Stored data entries

━━━━━━━━━━━━━━━━━━━━━━━━━━━━━━

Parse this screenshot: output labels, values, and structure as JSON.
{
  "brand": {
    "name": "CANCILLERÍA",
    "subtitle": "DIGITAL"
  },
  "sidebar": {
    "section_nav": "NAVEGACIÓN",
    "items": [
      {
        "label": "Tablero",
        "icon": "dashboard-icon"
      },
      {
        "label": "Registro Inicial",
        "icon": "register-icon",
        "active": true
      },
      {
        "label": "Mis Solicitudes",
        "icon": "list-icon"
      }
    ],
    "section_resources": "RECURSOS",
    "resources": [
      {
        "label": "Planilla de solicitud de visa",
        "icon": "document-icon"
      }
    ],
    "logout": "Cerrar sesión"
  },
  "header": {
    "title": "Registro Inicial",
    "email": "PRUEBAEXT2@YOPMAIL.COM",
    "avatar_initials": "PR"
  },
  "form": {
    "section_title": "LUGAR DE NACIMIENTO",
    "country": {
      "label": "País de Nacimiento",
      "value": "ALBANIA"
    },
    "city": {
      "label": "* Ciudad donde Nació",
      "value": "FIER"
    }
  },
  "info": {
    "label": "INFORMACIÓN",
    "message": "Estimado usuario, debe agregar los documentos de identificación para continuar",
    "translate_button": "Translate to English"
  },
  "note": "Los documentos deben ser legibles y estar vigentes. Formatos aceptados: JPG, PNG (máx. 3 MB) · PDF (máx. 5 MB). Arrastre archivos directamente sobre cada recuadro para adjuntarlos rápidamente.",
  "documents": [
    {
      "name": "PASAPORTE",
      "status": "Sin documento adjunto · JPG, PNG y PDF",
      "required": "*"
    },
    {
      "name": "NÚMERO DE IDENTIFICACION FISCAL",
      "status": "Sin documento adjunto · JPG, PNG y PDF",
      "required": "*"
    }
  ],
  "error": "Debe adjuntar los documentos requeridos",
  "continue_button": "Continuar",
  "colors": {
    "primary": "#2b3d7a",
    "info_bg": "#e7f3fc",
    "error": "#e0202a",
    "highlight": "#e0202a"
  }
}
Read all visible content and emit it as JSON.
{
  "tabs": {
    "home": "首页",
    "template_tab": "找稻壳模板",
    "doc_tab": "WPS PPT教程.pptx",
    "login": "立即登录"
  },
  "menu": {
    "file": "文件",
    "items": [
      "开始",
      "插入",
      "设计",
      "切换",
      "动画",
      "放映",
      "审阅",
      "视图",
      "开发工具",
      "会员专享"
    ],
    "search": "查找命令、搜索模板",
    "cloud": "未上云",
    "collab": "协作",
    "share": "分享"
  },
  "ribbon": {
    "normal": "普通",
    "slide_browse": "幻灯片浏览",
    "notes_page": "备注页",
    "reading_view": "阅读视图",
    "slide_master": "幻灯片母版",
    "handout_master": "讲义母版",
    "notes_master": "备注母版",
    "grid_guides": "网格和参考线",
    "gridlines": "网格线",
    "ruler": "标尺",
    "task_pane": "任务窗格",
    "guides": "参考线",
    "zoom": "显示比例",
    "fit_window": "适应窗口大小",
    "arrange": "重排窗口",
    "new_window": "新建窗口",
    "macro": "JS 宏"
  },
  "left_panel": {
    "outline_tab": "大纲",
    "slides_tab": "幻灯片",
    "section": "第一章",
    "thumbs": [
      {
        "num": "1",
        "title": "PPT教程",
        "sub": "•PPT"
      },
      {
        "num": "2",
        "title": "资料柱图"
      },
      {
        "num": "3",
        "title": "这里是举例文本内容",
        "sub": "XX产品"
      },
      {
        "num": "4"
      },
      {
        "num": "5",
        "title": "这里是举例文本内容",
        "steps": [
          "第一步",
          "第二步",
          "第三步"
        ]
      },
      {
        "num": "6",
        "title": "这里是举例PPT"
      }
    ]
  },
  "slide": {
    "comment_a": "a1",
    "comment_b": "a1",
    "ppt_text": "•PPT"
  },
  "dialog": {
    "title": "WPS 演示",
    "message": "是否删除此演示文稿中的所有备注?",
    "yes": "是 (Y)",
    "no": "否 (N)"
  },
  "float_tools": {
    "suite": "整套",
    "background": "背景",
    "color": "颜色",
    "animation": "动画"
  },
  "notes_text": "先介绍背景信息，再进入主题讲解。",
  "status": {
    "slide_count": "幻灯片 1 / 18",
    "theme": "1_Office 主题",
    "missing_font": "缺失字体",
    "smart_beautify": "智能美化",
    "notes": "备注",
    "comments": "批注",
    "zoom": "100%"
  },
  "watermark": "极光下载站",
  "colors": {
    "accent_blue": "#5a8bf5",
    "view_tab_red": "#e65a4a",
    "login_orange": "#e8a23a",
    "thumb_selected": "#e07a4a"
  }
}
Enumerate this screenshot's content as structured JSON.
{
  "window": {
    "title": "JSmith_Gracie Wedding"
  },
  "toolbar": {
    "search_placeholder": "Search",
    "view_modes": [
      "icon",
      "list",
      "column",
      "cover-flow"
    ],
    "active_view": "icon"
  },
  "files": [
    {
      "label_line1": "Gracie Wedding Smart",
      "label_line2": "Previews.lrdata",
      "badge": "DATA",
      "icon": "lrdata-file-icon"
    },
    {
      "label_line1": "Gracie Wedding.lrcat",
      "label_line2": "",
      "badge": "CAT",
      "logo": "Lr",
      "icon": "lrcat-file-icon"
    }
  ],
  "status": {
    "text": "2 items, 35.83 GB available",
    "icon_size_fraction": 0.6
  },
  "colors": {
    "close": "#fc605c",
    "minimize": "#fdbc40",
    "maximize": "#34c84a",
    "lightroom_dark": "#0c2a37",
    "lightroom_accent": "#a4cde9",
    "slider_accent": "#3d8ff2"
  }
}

━━━━━━━━━━━━━━━━━━━━━━━━━━━━━━

Write the entries again, exactly as they stand.

■ **RESPONSE TO THIS TASK**:
Parse this screenshot: output labels, values, and structure as JSON.
{
  "brand": {
    "name": "CANCILLERÍA",
    "subtitle": "DIGITAL"
  },
  "sidebar": {
    "section_nav": "NAVEGACIÓN",
    "items": [
      {
        "label": "Tablero",
        "icon": "dashboard-icon"
      },
      {
        "label": "Registro Inicial",
        "icon": "register-icon",
        "active": true
      },
      {
        "label": "Mis Solicitudes",
        "icon": "list-icon"
      }
    ],
    "section_resources": "RECURSOS",
    "resources": [
      {
        "label": "Planilla de solicitud de visa",
        "icon": "document-icon"
      }
    ],
    "logout": "Cerrar sesión"
  },
  "header": {
    "title": "Registro Inicial",
    "email": "PRUEBAEXT2@YOPMAIL.COM",
    "avatar_initials": "PR"
  },
  "form": {
    "section_title": "LUGAR DE NACIMIENTO",
    "country": {
      "label": "País de Nacimiento",
      "value": "ALBANIA"
    },
    "city": {
      "label": "* Ciudad donde Nació",
      "value": "FIER"
    }
  },
  "info": {
    "label": "INFORMACIÓN",
    "message": "Estimado usuario, debe agregar los documentos de identificación para continuar",
    "translate_button": "Translate to English"
  },
  "note": "Los documentos deben ser legibles y estar vigentes. Formatos aceptados: JPG, PNG (máx. 3 MB) · PDF (máx. 5 MB). Arrastre archivos directamente sobre cada recuadro para adjuntarlos rápidamente.",
  "documents": [
    {
      "name": "PASAPORTE",
      "status": "Sin documento adjunto · JPG, PNG y PDF",
      "required": "*"
    },
    {
      "name": "NÚMERO DE IDENTIFICACION FISCAL",
      "status": "Sin documento adjunto · JPG, PNG y PDF",
      "required": "*"
    }
  ],
  "error": "Debe adjuntar los documentos requeridos",
  "continue_button": "Continuar",
  "colors": {
    "primary": "#2b3d7a",
    "info_bg": "#e7f3fc",
    "error": "#e0202a",
    "highlight": "#e0202a"
  }
}
Read all visible content and emit it as JSON.
{
  "tabs": {
    "home": "首页",
    "template_tab": "找稻壳模板",
    "doc_tab": "WPS PPT教程.pptx",
    "login": "立即登录"
  },
  "menu": {
    "file": "文件",
    "items": [
      "开始",
      "插入",
      "设计",
      "切换",
      "动画",
      "放映",
      "审阅",
      "视图",
      "开发工具",
      "会员专享"
    ],
    "search": "查找命令、搜索模板",
    "cloud": "未上云",
    "collab": "协作",
    "share": "分享"
  },
  "ribbon": {
    "normal": "普通",
    "slide_browse": "幻灯片浏览",
    "notes_page": "备注页",
    "reading_view": "阅读视图",
    "slide_master": "幻灯片母版",
    "handout_master": "讲义母版",
    "notes_master": "备注母版",
    "grid_guides": "网格和参考线",
    "gridlines": "网格线",
    "ruler": "标尺",
    "task_pane": "任务窗格",
    "guides": "参考线",
    "zoom": "显示比例",
    "fit_window": "适应窗口大小",
    "arrange": "重排窗口",
    "new_window": "新建窗口",
    "macro": "JS 宏"
  },
  "left_panel": {
    "outline_tab": "大纲",
    "slides_tab": "幻灯片",
    "section": "第一章",
    "thumbs": [
      {
        "num": "1",
        "title": "PPT教程",
        "sub": "•PPT"
      },
      {
        "num": "2",
        "title": "资料柱图"
      },
      {
        "num": "3",
        "title": "这里是举例文本内容",
        "sub": "XX产品"
      },
      {
        "num": "4"
      },
      {
        "num": "5",
        "title": "这里是举例文本内容",
        "steps": [
          "第一步",
          "第二步",
          "第三步"
        ]
      },
      {
        "num": "6",
        "title": "这里是举例PPT"
      }
    ]
  },
  "slide": {
    "comment_a": "a1",
    "comment_b": "a1",
    "ppt_text": "•PPT"
  },
  "dialog": {
    "title": "WPS 演示",
    "message": "是否删除此演示文稿中的所有备注?",
    "yes": "是 (Y)",
    "no": "否 (N)"
  },
  "float_tools": {
    "suite": "整套",
    "background": "背景",
    "color": "颜色",
    "animation": "动画"
  },
  "notes_text": "先介绍背景信息，再进入主题讲解。",
  "status": {
    "slide_count": "幻灯片 1 / 18",
    "theme": "1_Office 主题",
    "missing_font": "缺失字体",
    "smart_beautify": "智能美化",
    "notes": "备注",
    "comments": "批注",
    "zoom": "100%"
  },
  "watermark": "极光下载站",
  "colors": {
    "accent_blue": "#5a8bf5",
    "view_tab_red": "#e65a4a",
    "login_orange": "#e8a23a",
    "thumb_selected": "#e07a4a"
  }
}
Enumerate this screenshot's content as structured JSON.
{
  "window": {
    "title": "JSmith_Gracie Wedding"
  },
  "toolbar": {
    "search_placeholder": "Search",
    "view_modes": [
      "icon",
      "list",
      "column",
      "cover-flow"
    ],
    "active_view": "icon"
  },
  "files": [
    {
      "label_line1": "Gracie Wedding Smart",
      "label_line2": "Previews.lrdata",
      "badge": "DATA",
      "icon": "lrdata-file-icon"
    },
    {
      "label_line1": "Gracie Wedding.lrcat",
      "label_line2": "",
      "badge": "CAT",
      "logo": "Lr",
      "icon": "lrcat-file-icon"
    }
  ],
  "status": {
    "text": "2 items, 35.83 GB available",
    "icon_size_fraction": 0.6
  },
  "colors": {
    "close": "#fc605c",
    "minimize": "#fdbc40",
    "maximize": "#34c84a",
    "lightroom_dark": "#0c2a37",
    "lightroom_accent": "#a4cde9",
    "slider_accent": "#3d8ff2"
  }
}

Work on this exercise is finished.